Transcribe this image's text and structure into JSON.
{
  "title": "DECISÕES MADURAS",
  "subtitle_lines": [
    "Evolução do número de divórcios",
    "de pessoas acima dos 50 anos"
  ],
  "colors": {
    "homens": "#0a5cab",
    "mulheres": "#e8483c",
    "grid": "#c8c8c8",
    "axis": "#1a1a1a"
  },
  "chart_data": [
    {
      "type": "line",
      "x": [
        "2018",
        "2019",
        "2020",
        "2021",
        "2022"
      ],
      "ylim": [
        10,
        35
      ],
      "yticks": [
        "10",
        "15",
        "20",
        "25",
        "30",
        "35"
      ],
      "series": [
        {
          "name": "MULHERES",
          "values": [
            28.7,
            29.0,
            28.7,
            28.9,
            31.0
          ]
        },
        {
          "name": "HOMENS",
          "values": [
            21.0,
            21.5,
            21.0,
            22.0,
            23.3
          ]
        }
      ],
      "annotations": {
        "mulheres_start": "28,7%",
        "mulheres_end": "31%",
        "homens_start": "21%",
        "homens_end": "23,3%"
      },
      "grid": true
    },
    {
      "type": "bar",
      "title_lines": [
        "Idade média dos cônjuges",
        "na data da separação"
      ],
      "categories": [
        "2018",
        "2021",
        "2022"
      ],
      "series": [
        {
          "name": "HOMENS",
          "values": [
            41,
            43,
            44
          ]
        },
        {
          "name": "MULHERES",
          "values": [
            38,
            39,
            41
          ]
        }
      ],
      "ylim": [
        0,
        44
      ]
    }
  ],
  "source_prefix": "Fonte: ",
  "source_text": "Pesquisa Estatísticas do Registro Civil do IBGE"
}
########
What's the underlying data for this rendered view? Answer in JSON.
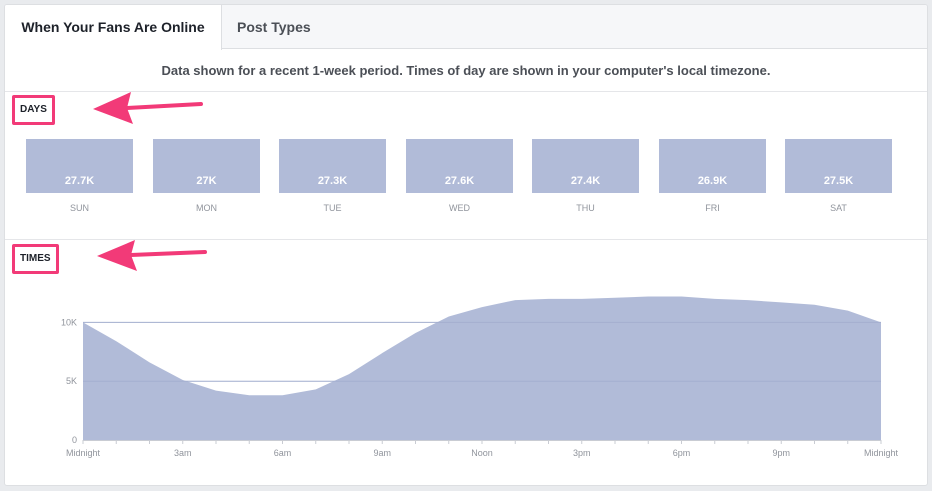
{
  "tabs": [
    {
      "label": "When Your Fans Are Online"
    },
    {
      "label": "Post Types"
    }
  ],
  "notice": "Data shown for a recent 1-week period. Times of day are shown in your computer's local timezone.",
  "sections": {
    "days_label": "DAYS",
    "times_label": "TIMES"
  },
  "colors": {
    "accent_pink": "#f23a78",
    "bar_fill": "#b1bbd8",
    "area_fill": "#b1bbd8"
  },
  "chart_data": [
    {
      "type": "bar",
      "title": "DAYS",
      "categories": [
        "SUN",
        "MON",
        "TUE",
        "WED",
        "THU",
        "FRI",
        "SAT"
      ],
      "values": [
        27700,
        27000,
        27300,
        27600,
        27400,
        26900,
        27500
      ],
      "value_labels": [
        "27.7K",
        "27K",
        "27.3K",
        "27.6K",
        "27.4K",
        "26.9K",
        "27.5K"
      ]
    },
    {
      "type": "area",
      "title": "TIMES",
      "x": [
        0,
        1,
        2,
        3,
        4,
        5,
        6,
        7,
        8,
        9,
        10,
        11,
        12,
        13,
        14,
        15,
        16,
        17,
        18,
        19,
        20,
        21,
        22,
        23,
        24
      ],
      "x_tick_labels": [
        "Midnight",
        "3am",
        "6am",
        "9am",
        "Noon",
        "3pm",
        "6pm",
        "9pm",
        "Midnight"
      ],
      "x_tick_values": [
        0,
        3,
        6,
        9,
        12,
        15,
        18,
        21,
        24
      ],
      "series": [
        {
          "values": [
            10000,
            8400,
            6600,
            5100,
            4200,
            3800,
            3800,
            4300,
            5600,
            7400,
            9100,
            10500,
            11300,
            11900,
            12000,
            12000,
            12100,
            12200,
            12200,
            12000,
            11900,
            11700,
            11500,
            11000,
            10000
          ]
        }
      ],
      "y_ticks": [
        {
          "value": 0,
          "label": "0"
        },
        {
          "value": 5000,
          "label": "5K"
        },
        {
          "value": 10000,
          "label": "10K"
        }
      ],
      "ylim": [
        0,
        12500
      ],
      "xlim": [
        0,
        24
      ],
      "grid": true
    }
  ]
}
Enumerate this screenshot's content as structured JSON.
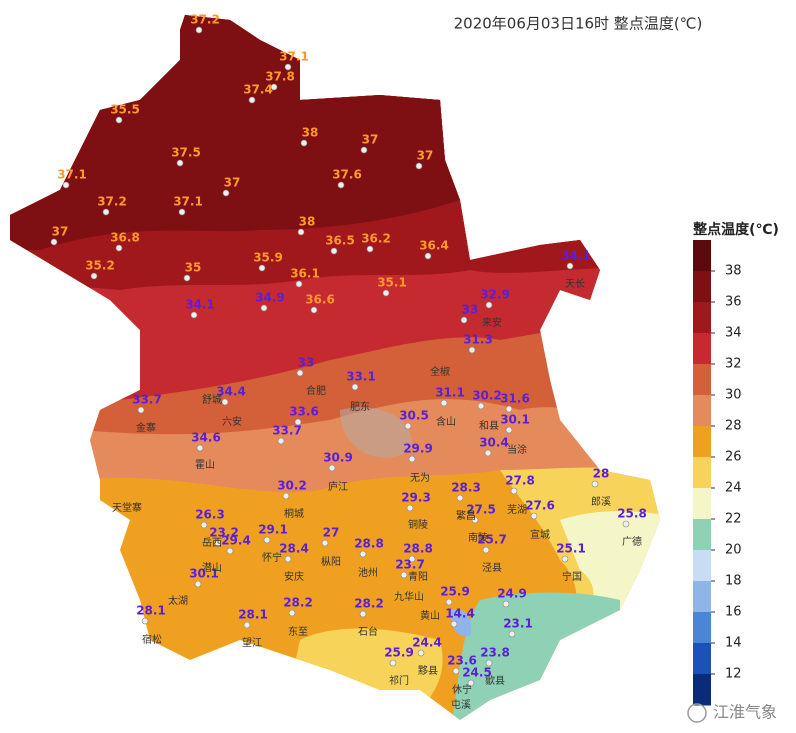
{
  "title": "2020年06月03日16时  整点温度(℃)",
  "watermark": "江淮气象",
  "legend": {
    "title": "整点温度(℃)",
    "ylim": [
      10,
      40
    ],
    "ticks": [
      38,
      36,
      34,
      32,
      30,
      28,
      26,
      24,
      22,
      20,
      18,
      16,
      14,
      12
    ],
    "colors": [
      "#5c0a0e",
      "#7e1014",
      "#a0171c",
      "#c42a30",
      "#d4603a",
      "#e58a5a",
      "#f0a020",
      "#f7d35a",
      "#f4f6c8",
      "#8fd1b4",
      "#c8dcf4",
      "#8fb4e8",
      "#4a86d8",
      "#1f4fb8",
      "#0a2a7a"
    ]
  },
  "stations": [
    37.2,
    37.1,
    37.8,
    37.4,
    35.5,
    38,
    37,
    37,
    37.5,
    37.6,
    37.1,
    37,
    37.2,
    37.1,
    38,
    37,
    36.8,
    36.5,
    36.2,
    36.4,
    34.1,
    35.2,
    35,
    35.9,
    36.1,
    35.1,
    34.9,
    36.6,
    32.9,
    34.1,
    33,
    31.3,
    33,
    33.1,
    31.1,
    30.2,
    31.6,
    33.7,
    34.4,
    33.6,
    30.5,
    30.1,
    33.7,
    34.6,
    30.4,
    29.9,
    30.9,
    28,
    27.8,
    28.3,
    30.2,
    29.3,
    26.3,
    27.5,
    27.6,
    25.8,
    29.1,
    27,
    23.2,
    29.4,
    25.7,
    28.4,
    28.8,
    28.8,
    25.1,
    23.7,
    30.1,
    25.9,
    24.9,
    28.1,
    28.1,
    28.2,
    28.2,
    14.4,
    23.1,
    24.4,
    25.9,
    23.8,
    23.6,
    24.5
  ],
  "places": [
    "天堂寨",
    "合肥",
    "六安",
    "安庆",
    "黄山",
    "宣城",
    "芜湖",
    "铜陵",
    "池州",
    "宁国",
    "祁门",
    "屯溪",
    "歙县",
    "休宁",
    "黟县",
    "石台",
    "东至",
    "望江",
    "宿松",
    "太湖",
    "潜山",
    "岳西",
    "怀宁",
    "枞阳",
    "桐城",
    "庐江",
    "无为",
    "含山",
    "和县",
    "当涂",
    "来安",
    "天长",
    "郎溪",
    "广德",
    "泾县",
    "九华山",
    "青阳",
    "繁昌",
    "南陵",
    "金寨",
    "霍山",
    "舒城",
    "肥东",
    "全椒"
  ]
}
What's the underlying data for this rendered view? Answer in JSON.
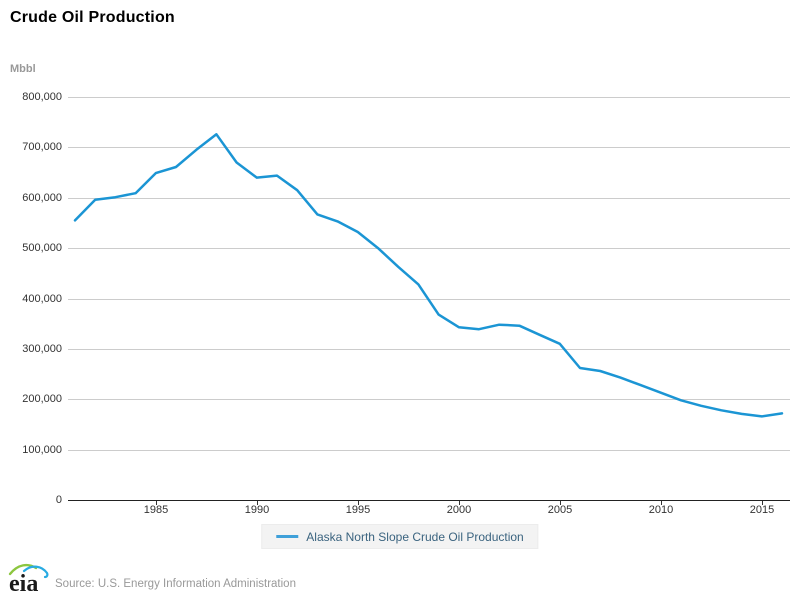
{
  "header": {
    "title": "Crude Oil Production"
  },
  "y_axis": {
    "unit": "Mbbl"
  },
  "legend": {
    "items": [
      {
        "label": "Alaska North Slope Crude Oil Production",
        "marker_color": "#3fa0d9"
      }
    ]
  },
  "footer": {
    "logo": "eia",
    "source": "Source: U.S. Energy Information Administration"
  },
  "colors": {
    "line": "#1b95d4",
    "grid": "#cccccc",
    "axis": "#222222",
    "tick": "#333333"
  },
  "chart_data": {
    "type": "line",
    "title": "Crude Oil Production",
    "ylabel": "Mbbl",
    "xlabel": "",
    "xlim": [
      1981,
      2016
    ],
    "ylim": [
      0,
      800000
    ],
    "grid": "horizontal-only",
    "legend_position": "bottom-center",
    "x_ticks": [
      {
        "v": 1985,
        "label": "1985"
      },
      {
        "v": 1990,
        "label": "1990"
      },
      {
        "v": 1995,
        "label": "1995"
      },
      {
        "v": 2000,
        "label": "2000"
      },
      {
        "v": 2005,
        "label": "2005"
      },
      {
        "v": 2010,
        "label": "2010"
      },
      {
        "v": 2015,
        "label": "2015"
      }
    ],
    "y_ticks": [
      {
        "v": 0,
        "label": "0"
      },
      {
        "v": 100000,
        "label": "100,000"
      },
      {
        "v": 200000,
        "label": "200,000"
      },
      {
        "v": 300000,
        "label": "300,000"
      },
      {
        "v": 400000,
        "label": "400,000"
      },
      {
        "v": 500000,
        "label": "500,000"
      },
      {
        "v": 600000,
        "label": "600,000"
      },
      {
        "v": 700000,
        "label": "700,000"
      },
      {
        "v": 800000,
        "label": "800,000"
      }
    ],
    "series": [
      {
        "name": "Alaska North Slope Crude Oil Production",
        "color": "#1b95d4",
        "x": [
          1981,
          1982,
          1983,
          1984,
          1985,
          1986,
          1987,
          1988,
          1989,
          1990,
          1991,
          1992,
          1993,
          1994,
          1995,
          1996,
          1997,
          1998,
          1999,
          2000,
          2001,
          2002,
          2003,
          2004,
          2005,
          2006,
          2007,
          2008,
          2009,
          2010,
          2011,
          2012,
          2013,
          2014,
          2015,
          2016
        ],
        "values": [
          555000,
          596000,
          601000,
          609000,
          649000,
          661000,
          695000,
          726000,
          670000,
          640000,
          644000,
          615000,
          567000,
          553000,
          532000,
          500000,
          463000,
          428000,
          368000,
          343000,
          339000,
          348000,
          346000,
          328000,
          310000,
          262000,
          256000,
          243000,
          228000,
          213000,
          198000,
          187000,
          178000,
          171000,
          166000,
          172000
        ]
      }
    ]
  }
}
########
- _What needs to be done_: Single out each line of the records above with the string "Alaska" in it, and copy it.

- _Final result_:
        "label": "Alaska North Slope Crude Oil Production",
        "name": "Alaska North Slope Crude Oil Production",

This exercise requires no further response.